Em Brasília, já existem algumas delas representando o gênero. Uma das mais conhecidas e celebradas é a dupla Karen e Pâmella Viola, que toca na capital federal. ;De 2013 pra cá a quantidade de mulheres que tocam viola caipira cresceu em um número considerável por todo o Brasil. Quando eu comecei, em 2007, enfrentei muito preconceito. Eu estava acostumada a ser a única mulher no meio dos violeiros. Mas há dois anos percebi esse número crescente quando participei de um encontro de violeiras;, conta Karen. A artista ressalta que o Encontro Nacional de Violeiras, que ocorre todos os anos em Mato Grosso, reunindo duplas e artistas solos de viola caipira. ;O movimento está crescendo, mas há representantes há muito tempo, basta lembrar nomes como Juliana Andrade e Jucimara, Helena Meirelles, a falecida Inezita Barroso e a própria Hebe Camargo, que formou uma dupla caipira com a irmã;, lembra.

5. Rap
;O rap exclui, mas não é exclusividade do estilo;, assim Lívia Cruz, cantora pernambucana, radicada em Brasília, percebe a presença feminina no gênero. Segundo ela, durante os 15 anos em que faz parte do ritmo, o cenário já mudou e a situação da mulher melhorou, apesar de estar longe do ideal. ;Temos que atuar e tomar os nossos espaços na cultura que nos identificamos, seja ela qual for. No rap, vejo uma importância ainda maior, pela nossa caraterística essencial de ser a voz dos excluídos;, afirma. A artista já foi alvo de preconceito no meio e lembra: ;Somos colocadas em duas caixinhas: a princesa ou da vagabunda;. Para ela, isso causa uma confusão na cabeça das jovens. ;O tempo me trouxe a maturidade para entender que, quando a gente se assume, se aceita, luta e se respeita, o mundo é obrigado a nos respeitar;, reflete a cantora.

__Itens da listagem__
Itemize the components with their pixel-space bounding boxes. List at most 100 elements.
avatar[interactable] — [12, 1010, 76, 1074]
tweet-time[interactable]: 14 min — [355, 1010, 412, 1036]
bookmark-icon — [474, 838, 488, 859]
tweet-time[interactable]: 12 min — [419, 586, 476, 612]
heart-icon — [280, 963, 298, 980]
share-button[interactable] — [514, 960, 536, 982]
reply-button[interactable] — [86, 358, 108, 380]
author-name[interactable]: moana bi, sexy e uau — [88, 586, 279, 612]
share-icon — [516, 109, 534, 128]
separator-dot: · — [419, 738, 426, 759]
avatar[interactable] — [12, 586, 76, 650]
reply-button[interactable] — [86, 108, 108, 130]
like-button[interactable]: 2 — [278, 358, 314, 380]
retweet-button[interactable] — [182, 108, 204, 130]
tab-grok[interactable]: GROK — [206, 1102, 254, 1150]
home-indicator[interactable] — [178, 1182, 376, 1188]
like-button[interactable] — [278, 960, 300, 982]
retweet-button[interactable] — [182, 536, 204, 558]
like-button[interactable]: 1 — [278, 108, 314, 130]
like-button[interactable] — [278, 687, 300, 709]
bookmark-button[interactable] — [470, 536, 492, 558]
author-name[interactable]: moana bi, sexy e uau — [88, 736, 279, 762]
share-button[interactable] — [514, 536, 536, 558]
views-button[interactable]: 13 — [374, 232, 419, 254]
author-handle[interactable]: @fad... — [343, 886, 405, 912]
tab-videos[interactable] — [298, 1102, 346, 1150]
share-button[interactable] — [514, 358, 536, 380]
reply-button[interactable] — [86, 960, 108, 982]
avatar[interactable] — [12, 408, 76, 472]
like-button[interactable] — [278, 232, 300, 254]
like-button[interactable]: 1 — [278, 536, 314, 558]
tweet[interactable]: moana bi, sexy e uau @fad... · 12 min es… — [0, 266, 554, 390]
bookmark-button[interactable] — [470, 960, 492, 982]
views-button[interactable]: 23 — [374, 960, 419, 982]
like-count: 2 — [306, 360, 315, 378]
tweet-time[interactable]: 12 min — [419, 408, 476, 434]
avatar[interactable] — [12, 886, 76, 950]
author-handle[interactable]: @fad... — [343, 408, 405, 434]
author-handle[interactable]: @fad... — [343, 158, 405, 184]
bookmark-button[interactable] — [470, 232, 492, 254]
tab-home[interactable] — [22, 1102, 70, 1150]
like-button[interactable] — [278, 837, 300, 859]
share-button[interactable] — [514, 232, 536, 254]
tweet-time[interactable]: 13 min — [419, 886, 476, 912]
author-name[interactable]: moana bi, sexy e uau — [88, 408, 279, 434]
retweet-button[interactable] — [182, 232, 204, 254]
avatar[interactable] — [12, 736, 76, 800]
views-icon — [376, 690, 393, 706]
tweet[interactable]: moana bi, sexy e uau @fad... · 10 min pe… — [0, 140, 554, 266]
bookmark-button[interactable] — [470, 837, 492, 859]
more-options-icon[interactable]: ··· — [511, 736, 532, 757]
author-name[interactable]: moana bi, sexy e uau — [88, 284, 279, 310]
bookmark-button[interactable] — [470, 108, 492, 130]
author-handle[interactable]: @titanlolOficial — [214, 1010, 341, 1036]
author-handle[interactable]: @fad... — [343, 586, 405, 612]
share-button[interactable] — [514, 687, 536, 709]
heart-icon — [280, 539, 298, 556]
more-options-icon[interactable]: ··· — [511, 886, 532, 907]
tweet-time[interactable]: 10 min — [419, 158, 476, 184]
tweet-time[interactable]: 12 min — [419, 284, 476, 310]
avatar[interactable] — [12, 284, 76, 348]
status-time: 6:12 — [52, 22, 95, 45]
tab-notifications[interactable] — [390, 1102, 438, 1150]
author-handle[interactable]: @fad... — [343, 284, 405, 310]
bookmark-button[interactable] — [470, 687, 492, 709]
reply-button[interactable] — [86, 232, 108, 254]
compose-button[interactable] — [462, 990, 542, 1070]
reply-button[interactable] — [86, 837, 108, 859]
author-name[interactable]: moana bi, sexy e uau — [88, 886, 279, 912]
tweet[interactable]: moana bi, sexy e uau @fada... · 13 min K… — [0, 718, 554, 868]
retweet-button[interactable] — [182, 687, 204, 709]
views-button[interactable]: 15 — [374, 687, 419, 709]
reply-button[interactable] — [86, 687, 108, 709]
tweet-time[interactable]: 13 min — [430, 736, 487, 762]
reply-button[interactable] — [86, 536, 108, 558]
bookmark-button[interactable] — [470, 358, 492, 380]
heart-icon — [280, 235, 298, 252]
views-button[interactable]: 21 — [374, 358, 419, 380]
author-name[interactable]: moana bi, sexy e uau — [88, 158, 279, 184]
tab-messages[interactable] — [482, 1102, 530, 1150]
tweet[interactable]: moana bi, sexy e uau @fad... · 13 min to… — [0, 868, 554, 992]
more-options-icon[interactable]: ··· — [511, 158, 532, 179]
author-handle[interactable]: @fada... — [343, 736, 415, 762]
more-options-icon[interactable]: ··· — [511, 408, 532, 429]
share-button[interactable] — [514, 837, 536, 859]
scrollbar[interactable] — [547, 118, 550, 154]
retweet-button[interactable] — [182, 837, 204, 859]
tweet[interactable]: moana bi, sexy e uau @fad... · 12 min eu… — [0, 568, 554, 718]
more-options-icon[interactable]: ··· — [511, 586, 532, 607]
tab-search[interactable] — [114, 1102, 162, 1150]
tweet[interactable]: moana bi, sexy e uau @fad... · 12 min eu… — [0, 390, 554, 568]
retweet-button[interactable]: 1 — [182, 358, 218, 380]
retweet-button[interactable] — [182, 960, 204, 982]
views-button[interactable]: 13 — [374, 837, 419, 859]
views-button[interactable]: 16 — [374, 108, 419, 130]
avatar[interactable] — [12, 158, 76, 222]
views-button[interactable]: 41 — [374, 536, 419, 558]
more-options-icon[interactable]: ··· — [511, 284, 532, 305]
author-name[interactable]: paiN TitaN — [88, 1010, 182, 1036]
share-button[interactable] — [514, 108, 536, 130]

__Complete o seguinte__
1. Segundo o trecho do documento, em que ano Karen começou a tocar viola caipira?
2. Prossiga com o texto sobre mulheres na viola caipira e no rap a partir da última frase apresentada.

__Respostas por item__
1. Em 2007.

2.
O gênero vive atualmente um momento complicado. ;Mais do que nunca têm sido lançadas músicas com letras sem o menor pudor e cuidado (muitas vezes, de desrespeito à mulher), estamos na moda e isso multiplicou drasticamente a quantidade de produções;. Lívia Cruz ainda complementa: ;Muita gente se utiliza dessa estética sem ter base ou conhecimento pela essência dela. O rap e o hip-hop não são misóginos e machistas; as pessoas é que são;.

6. Tatuagem
O universo da tatuagem encara, por si só, preconceito.
As mulheres dentro desse meio sofrem com uma discriminação extra; além dos maus olhos que a sociedade carrega sobre essa forma de arte, os clientes e os colegas não abraçam totalmente as artistas. ;A maioria das mulheres quando fala sobre ser tatuadora é reprimida até pela família;, afirma a tatuadora Hosani de Souza Finotelli, mais conhecida como Medusa.

Elas são pouco conhecidas, mas competentes. ;Melhorou muito desde que comecei, hoje em dia temos ótimas meninas tatuando, e elas estão ganhando espaço, basta ir às convenções para ver como o número de mulheres cresce;, comenta. Medusa diz que o mundo da tatuagem já foi um ambiente muito hostil com as mulheres. ;Quando comecei, a mulher não tinha chance para nada. Já vi muita gente entrando no estúdio e falando: ;Pô, mulher tatuando, não vou fazer não, tá ficando doido;;, lembra.

Saiba mais sobre alguns projetos das artistas


Homenagem às mulheres da viola caipira
A dupla Karen e Pâmella Viola está gravando um disco que será um tributo as damas da música caipira. O álbum terá como objetivo contar a história da música caipira por meio da vida de cantoras e violeiras que marcaram o estilo musical. "Tem muita dupla e cantora boa, que nem a gente conhecia. Será uma forma de mostrar o que as mulheres ofereceram de bom ao ritmo", conta Karen.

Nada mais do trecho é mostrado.